* WHAT TO PRODUCE *
Leave out the pictures and copy everything else in the entries exactly.

* DATA SUPPLIED *

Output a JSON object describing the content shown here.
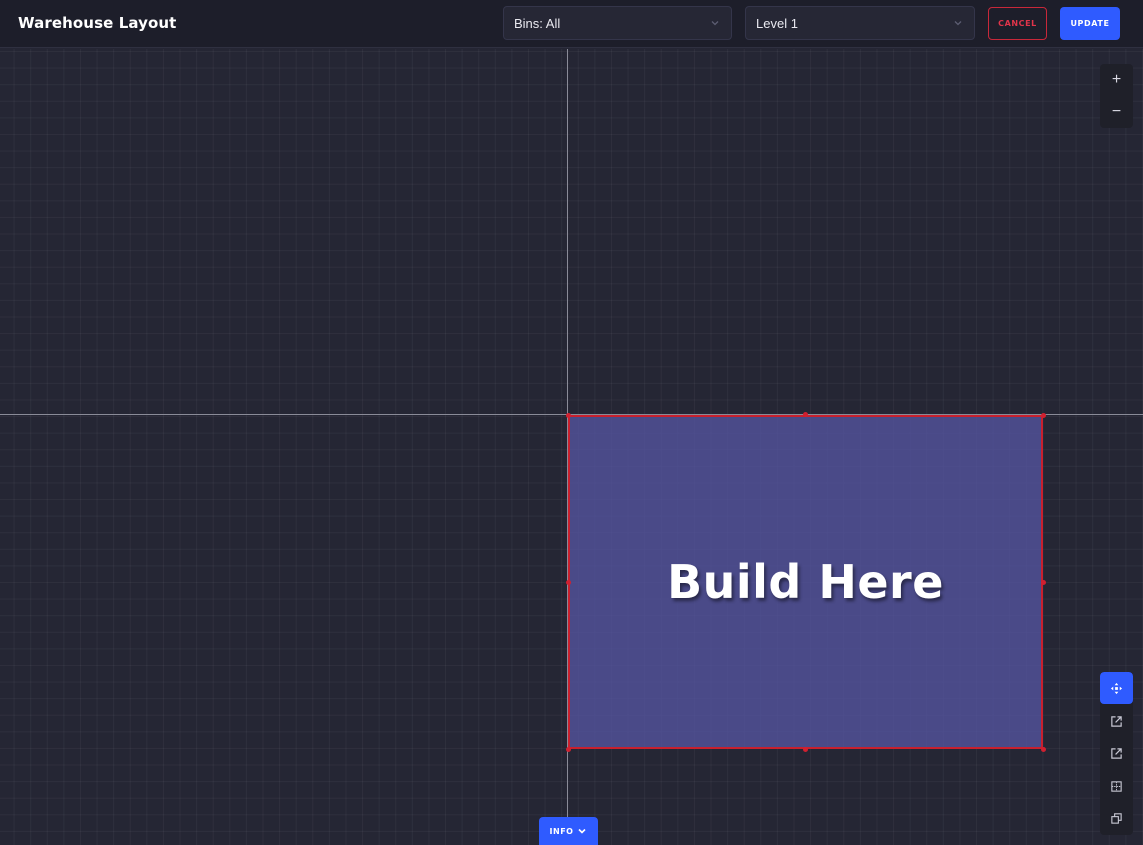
{
  "header": {
    "title": "Warehouse Layout",
    "bins_select": {
      "value": "Bins: All",
      "icon": "chevron-down-icon"
    },
    "level_select": {
      "value": "Level 1",
      "icon": "chevron-down-icon"
    },
    "cancel_label": "CANCEL",
    "update_label": "UPDATE"
  },
  "canvas": {
    "build_area_label": "Build Here",
    "zoom": {
      "in_label": "+",
      "out_label": "−"
    },
    "tools": [
      {
        "name": "move-icon",
        "active": true
      },
      {
        "name": "external-link-icon",
        "active": false
      },
      {
        "name": "external-link-icon",
        "active": false
      },
      {
        "name": "grid-icon",
        "active": false
      },
      {
        "name": "copy-icon",
        "active": false
      }
    ],
    "info_tab_label": "INFO"
  },
  "colors": {
    "accent": "#2f5bff",
    "danger": "#c8283a",
    "build_area_fill": "#5454a0",
    "background": "#252634"
  }
}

* WORKED ANSWER *
Output a JSON object describing the content shown here.
{
  "header": {
    "title": "Warehouse Layout",
    "bins_select": {
      "value": "Bins: All",
      "icon": "chevron-down-icon"
    },
    "level_select": {
      "value": "Level 1",
      "icon": "chevron-down-icon"
    },
    "cancel_label": "CANCEL",
    "update_label": "UPDATE"
  },
  "canvas": {
    "build_area_label": "Build Here",
    "zoom": {
      "in_label": "+",
      "out_label": "−"
    },
    "tools": [
      {
        "name": "move-icon",
        "active": true
      },
      {
        "name": "external-link-icon",
        "active": false
      },
      {
        "name": "external-link-icon",
        "active": false
      },
      {
        "name": "grid-icon",
        "active": false
      },
      {
        "name": "copy-icon",
        "active": false
      }
    ],
    "info_tab_label": "INFO"
  },
  "colors": {
    "accent": "#2f5bff",
    "danger": "#c8283a",
    "build_area_fill": "#5454a0",
    "background": "#252634"
  }
}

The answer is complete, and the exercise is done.